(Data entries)
-- begin --

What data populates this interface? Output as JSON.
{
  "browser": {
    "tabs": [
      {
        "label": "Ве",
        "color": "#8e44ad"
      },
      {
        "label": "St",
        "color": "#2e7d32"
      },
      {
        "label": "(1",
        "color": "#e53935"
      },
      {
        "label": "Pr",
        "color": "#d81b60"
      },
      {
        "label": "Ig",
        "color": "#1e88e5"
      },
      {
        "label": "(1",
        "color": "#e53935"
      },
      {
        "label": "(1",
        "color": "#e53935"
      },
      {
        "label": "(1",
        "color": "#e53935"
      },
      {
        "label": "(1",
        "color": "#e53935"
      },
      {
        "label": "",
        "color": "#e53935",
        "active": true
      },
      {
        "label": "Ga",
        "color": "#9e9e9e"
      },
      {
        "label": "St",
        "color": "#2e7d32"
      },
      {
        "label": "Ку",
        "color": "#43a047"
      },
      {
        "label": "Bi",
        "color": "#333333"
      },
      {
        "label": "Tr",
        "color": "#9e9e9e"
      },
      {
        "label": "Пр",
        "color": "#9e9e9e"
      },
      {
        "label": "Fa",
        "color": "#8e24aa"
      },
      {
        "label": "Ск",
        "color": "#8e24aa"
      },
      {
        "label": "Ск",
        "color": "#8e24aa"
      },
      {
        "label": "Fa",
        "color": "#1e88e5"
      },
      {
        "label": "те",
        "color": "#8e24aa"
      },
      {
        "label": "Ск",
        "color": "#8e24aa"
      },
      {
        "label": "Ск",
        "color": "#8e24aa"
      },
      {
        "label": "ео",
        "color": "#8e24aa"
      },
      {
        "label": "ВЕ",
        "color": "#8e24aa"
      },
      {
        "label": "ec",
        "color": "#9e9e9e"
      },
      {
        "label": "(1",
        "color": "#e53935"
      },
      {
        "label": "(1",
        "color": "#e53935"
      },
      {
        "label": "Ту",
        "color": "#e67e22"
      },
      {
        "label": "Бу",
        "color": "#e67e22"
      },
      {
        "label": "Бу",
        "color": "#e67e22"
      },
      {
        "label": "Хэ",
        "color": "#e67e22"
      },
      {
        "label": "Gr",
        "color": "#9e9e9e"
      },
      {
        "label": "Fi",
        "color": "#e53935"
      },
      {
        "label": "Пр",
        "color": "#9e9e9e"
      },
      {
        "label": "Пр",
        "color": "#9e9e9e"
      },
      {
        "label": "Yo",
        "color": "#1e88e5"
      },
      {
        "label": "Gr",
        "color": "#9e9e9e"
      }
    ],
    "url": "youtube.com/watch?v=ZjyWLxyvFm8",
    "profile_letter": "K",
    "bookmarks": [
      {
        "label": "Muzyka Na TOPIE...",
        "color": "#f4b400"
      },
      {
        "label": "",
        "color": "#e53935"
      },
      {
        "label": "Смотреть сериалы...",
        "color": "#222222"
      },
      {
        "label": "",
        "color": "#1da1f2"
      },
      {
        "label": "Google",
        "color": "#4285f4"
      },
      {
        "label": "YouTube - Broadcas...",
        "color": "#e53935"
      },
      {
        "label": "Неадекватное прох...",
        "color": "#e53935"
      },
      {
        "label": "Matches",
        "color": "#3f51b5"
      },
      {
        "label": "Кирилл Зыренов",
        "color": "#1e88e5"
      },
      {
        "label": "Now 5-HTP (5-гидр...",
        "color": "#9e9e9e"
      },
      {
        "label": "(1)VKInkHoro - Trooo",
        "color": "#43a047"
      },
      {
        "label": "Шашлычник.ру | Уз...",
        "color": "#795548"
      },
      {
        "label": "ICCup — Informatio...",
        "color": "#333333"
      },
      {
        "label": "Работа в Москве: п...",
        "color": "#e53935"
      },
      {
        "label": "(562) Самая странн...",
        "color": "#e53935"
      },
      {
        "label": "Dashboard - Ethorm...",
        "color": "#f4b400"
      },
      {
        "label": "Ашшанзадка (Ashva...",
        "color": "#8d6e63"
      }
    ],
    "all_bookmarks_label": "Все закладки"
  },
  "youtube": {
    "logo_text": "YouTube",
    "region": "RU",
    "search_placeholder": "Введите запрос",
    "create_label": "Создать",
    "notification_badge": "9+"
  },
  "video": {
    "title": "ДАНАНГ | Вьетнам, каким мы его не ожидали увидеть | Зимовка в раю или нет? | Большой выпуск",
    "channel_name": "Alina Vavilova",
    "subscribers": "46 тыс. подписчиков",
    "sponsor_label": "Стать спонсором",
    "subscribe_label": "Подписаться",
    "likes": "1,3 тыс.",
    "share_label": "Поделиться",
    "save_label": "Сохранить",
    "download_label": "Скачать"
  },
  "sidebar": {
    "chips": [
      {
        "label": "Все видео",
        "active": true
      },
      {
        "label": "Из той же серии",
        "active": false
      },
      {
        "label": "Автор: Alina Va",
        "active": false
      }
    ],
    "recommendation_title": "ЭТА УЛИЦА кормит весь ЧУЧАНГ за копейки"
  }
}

-- end --

What this task involves:
Show the data once more, exactly as it was written.

Correct result:
What data populates this interface? Output as JSON.
{
  "browser": {
    "tabs": [
      {
        "label": "Ве",
        "color": "#8e44ad"
      },
      {
        "label": "St",
        "color": "#2e7d32"
      },
      {
        "label": "(1",
        "color": "#e53935"
      },
      {
        "label": "Pr",
        "color": "#d81b60"
      },
      {
        "label": "Ig",
        "color": "#1e88e5"
      },
      {
        "label": "(1",
        "color": "#e53935"
      },
      {
        "label": "(1",
        "color": "#e53935"
      },
      {
        "label": "(1",
        "color": "#e53935"
      },
      {
        "label": "(1",
        "color": "#e53935"
      },
      {
        "label": "",
        "color": "#e53935",
        "active": true
      },
      {
        "label": "Ga",
        "color": "#9e9e9e"
      },
      {
        "label": "St",
        "color": "#2e7d32"
      },
      {
        "label": "Ку",
        "color": "#43a047"
      },
      {
        "label": "Bi",
        "color": "#333333"
      },
      {
        "label": "Tr",
        "color": "#9e9e9e"
      },
      {
        "label": "Пр",
        "color": "#9e9e9e"
      },
      {
        "label": "Fa",
        "color": "#8e24aa"
      },
      {
        "label": "Ск",
        "color": "#8e24aa"
      },
      {
        "label": "Ск",
        "color": "#8e24aa"
      },
      {
        "label": "Fa",
        "color": "#1e88e5"
      },
      {
        "label": "те",
        "color": "#8e24aa"
      },
      {
        "label": "Ск",
        "color": "#8e24aa"
      },
      {
        "label": "Ск",
        "color": "#8e24aa"
      },
      {
        "label": "ео",
        "color": "#8e24aa"
      },
      {
        "label": "ВЕ",
        "color": "#8e24aa"
      },
      {
        "label": "ec",
        "color": "#9e9e9e"
      },
      {
        "label": "(1",
        "color": "#e53935"
      },
      {
        "label": "(1",
        "color": "#e53935"
      },
      {
        "label": "Ту",
        "color": "#e67e22"
      },
      {
        "label": "Бу",
        "color": "#e67e22"
      },
      {
        "label": "Бу",
        "color": "#e67e22"
      },
      {
        "label": "Хэ",
        "color": "#e67e22"
      },
      {
        "label": "Gr",
        "color": "#9e9e9e"
      },
      {
        "label": "Fi",
        "color": "#e53935"
      },
      {
        "label": "Пр",
        "color": "#9e9e9e"
      },
      {
        "label": "Пр",
        "color": "#9e9e9e"
      },
      {
        "label": "Yo",
        "color": "#1e88e5"
      },
      {
        "label": "Gr",
        "color": "#9e9e9e"
      }
    ],
    "url": "youtube.com/watch?v=ZjyWLxyvFm8",
    "profile_letter": "K",
    "bookmarks": [
      {
        "label": "Muzyka Na TOPIE...",
        "color": "#f4b400"
      },
      {
        "label": "",
        "color": "#e53935"
      },
      {
        "label": "Смотреть сериалы...",
        "color": "#222222"
      },
      {
        "label": "",
        "color": "#1da1f2"
      },
      {
        "label": "Google",
        "color": "#4285f4"
      },
      {
        "label": "YouTube - Broadcas...",
        "color": "#e53935"
      },
      {
        "label": "Неадекватное прох...",
        "color": "#e53935"
      },
      {
        "label": "Matches",
        "color": "#3f51b5"
      },
      {
        "label": "Кирилл Зыренов",
        "color": "#1e88e5"
      },
      {
        "label": "Now 5-HTP (5-гидр...",
        "color": "#9e9e9e"
      },
      {
        "label": "(1)VKInkHoro - Trooo",
        "color": "#43a047"
      },
      {
        "label": "Шашлычник.ру | Уз...",
        "color": "#795548"
      },
      {
        "label": "ICCup — Informatio...",
        "color": "#333333"
      },
      {
        "label": "Работа в Москве: п...",
        "color": "#e53935"
      },
      {
        "label": "(562) Самая странн...",
        "color": "#e53935"
      },
      {
        "label": "Dashboard - Ethorm...",
        "color": "#f4b400"
      },
      {
        "label": "Ашшанзадка (Ashva...",
        "color": "#8d6e63"
      }
    ],
    "all_bookmarks_label": "Все закладки"
  },
  "youtube": {
    "logo_text": "YouTube",
    "region": "RU",
    "search_placeholder": "Введите запрос",
    "create_label": "Создать",
    "notification_badge": "9+"
  },
  "video": {
    "title": "ДАНАНГ | Вьетнам, каким мы его не ожидали увидеть | Зимовка в раю или нет? | Большой выпуск",
    "channel_name": "Alina Vavilova",
    "subscribers": "46 тыс. подписчиков",
    "sponsor_label": "Стать спонсором",
    "subscribe_label": "Подписаться",
    "likes": "1,3 тыс.",
    "share_label": "Поделиться",
    "save_label": "Сохранить",
    "download_label": "Скачать"
  },
  "sidebar": {
    "chips": [
      {
        "label": "Все видео",
        "active": true
      },
      {
        "label": "Из той же серии",
        "active": false
      },
      {
        "label": "Автор: Alina Va",
        "active": false
      }
    ],
    "recommendation_title": "ЭТА УЛИЦА кормит весь ЧУЧАНГ за копейки"
  }
}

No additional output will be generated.